--- Start DATA SHOWN ---

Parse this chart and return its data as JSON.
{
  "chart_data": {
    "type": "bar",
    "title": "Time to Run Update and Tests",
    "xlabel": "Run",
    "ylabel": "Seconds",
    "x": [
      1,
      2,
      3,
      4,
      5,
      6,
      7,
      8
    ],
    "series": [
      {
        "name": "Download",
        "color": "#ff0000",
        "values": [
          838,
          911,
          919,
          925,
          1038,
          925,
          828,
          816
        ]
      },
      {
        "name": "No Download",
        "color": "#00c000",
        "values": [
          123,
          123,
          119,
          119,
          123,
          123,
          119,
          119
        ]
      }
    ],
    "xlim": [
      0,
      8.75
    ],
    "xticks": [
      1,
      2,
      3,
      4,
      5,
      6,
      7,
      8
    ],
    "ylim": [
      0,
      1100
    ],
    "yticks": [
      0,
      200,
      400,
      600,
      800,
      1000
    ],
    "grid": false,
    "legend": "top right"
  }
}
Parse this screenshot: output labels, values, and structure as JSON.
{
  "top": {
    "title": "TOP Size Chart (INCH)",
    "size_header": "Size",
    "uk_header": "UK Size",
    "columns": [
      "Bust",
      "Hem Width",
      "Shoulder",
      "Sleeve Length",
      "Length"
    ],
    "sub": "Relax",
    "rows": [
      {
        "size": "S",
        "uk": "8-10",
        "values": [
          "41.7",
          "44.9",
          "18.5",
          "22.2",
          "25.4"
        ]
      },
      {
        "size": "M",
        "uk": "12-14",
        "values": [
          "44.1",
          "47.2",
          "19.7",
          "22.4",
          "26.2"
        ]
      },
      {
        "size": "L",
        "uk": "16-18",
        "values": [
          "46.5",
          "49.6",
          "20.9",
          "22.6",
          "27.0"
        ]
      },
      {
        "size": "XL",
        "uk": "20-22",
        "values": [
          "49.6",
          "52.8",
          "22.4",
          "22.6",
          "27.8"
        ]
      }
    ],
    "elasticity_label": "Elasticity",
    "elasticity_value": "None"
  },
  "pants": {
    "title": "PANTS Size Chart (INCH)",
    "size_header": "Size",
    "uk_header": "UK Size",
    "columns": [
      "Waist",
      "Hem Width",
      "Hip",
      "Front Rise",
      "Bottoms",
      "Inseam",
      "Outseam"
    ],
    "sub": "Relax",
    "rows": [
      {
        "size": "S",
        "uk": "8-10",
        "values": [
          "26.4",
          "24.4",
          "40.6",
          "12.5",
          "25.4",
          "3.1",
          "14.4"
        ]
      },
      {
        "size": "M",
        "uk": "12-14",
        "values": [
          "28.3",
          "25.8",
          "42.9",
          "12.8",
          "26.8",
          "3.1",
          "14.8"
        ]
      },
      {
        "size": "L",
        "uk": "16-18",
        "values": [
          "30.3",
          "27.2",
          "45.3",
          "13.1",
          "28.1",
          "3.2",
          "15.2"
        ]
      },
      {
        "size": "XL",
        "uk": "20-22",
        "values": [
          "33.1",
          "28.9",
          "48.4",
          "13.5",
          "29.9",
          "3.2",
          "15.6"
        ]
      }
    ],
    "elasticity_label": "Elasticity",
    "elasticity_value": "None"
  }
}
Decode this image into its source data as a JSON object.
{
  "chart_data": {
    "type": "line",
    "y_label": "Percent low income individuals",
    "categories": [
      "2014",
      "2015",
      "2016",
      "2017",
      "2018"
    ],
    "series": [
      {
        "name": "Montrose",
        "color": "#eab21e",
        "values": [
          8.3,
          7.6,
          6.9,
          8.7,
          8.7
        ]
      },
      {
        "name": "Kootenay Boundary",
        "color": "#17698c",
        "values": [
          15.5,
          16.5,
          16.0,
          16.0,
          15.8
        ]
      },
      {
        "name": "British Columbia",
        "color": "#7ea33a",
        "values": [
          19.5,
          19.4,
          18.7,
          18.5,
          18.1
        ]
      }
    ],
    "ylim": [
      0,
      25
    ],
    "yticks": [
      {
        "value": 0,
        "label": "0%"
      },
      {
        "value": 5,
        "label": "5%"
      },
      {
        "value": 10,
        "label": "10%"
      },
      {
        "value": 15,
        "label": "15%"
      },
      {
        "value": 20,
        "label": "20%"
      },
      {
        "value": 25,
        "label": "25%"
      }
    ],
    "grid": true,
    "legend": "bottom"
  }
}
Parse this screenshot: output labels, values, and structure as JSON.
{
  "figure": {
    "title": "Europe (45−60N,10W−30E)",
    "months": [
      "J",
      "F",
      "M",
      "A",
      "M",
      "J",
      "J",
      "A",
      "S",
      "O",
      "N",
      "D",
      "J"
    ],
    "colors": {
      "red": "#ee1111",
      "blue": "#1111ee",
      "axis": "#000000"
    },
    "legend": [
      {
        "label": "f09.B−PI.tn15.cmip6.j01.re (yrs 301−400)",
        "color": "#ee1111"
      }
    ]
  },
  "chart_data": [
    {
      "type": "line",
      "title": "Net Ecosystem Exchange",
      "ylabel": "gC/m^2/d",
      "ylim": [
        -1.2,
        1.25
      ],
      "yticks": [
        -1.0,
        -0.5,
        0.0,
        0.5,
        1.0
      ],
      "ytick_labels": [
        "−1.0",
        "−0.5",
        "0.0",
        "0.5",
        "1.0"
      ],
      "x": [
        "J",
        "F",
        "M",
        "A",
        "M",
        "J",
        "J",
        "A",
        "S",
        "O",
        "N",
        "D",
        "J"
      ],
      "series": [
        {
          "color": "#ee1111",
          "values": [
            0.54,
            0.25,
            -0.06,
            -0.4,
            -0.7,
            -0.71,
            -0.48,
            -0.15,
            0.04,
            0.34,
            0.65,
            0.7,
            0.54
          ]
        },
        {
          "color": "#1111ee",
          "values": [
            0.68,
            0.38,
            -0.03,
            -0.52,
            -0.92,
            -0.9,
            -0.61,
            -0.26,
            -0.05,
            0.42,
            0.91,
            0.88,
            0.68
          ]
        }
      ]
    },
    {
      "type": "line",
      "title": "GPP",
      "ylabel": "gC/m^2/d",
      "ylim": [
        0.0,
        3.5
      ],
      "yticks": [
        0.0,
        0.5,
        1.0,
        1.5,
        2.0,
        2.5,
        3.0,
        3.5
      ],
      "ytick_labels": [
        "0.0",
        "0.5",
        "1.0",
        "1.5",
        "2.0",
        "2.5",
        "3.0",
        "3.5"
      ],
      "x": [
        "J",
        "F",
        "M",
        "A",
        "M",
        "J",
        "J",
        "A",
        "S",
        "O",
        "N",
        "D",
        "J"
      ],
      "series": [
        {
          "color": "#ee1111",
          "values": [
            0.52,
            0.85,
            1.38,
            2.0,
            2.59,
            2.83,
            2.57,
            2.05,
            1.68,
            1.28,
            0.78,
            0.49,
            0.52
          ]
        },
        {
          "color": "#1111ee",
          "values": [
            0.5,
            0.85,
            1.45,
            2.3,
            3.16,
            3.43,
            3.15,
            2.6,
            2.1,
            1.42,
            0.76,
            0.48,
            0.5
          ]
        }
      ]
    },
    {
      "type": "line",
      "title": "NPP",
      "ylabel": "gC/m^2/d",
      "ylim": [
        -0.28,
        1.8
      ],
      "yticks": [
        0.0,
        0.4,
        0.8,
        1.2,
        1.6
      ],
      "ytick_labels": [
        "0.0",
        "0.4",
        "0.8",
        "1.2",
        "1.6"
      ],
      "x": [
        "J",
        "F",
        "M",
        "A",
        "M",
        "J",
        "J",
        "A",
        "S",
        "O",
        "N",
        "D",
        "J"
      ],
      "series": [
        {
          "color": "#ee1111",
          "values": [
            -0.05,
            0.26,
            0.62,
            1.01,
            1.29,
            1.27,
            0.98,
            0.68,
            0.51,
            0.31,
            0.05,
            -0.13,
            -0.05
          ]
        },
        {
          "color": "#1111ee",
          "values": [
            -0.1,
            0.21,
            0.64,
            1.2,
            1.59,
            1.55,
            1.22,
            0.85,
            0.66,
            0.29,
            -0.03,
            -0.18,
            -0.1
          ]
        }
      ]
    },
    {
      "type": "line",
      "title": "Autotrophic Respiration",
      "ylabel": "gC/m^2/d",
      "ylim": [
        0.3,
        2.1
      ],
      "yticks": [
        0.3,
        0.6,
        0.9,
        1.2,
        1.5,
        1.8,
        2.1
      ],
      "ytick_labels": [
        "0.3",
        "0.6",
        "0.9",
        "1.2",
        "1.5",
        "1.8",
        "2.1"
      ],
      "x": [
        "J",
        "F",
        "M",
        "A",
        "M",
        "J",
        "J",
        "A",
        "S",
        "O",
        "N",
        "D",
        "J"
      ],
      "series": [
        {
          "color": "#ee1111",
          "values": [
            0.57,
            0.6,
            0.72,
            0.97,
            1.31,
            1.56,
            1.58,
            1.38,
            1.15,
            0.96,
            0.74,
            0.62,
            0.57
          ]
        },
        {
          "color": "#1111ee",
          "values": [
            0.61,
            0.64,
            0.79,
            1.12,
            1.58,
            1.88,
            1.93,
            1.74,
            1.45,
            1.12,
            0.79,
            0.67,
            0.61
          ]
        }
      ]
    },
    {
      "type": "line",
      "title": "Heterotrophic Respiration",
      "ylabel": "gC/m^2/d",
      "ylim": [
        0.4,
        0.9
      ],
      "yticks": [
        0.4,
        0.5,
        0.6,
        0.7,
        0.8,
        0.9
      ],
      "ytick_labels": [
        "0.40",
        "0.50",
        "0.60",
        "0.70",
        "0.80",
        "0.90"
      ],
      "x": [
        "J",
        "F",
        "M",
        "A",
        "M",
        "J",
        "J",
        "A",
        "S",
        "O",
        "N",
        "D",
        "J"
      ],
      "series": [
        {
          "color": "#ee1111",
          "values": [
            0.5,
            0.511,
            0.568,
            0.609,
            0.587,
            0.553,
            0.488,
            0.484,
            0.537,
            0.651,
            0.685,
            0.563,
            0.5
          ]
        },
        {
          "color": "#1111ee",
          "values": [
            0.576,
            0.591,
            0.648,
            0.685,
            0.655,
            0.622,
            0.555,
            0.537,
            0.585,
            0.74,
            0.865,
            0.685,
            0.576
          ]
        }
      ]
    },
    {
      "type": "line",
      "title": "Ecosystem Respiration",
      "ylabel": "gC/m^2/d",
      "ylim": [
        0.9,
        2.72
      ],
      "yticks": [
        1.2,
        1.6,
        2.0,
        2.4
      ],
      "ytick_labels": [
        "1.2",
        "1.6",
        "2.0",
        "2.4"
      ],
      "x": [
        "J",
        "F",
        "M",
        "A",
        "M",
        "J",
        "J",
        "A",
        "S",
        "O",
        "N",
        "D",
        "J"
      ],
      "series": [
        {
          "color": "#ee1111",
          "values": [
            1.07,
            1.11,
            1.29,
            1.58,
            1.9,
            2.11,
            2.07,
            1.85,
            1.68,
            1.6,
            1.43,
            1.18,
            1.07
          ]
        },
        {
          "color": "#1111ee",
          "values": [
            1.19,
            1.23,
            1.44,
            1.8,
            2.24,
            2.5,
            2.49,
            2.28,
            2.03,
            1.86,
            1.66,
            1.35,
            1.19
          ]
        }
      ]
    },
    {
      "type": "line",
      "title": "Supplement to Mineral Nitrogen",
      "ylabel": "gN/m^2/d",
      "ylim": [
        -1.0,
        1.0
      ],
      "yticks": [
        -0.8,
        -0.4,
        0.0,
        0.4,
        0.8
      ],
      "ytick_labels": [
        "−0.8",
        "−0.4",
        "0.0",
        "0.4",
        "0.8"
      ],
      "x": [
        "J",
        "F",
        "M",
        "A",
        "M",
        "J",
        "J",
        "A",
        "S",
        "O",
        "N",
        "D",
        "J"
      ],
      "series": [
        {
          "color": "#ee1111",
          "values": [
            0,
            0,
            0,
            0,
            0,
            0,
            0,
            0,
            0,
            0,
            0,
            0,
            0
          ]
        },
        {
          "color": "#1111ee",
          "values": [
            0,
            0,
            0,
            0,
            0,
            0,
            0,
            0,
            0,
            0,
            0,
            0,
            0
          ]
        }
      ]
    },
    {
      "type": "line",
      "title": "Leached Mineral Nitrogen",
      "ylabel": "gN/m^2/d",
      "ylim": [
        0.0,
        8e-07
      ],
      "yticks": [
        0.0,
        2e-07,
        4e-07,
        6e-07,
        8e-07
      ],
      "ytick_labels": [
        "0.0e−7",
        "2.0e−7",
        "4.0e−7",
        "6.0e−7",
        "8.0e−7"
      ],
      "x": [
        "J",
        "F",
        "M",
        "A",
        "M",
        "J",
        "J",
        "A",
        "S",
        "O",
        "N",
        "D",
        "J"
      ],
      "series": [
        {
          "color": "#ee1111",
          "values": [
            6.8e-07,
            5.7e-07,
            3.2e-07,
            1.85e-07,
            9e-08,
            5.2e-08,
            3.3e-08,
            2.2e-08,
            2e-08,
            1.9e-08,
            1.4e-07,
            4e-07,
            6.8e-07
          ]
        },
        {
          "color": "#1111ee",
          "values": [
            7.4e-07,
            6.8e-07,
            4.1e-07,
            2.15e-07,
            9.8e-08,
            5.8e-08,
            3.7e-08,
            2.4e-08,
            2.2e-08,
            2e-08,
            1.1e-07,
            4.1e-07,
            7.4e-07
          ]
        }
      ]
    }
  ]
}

--- End DATA SHOWN ---

> STATED TASK:
Identify and copy all lines with the word "Respiration".

> RESULT OF THIS TASK:
      "title": "Autotrophic Respiration",
      "title": "Heterotrophic Respiration",
      "title": "Ecosystem Respiration",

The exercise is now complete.